Dataset items
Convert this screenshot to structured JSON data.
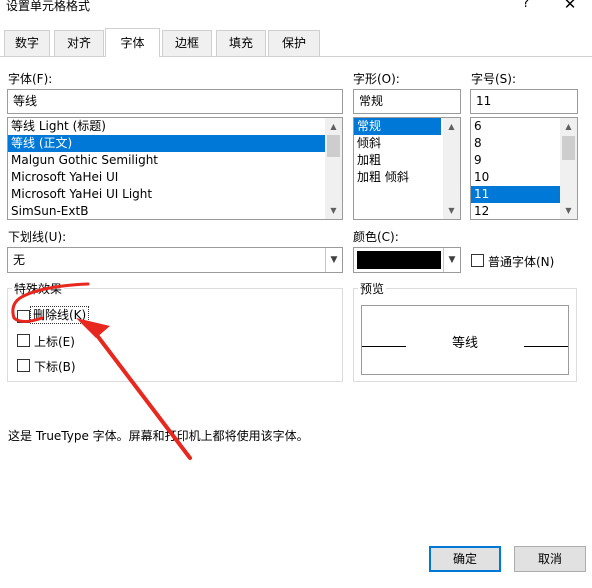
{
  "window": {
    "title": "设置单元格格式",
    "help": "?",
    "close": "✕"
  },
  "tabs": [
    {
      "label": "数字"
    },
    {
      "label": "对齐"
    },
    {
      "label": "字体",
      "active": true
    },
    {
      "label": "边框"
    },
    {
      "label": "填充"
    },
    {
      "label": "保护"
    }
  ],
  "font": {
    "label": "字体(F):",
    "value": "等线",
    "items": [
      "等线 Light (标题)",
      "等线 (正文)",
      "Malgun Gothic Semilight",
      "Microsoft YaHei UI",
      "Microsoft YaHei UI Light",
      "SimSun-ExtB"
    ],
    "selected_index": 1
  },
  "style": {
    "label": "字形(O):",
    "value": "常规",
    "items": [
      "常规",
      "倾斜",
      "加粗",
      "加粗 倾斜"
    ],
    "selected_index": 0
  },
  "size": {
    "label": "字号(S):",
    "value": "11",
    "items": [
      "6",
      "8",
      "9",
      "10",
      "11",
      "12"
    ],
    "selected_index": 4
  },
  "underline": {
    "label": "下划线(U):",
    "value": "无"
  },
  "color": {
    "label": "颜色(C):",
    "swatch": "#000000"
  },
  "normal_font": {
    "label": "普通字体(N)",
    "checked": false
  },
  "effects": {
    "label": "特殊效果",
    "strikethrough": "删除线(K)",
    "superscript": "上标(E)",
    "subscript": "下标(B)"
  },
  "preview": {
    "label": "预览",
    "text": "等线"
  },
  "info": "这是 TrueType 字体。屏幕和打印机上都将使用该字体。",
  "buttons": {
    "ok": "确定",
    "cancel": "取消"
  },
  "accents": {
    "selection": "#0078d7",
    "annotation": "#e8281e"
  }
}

◆ **What the task requires**:
Copy every line of the records above that contains "Microsoft".

◆ **Solution for this task**:
      "Microsoft YaHei UI",
      "Microsoft YaHei UI Light",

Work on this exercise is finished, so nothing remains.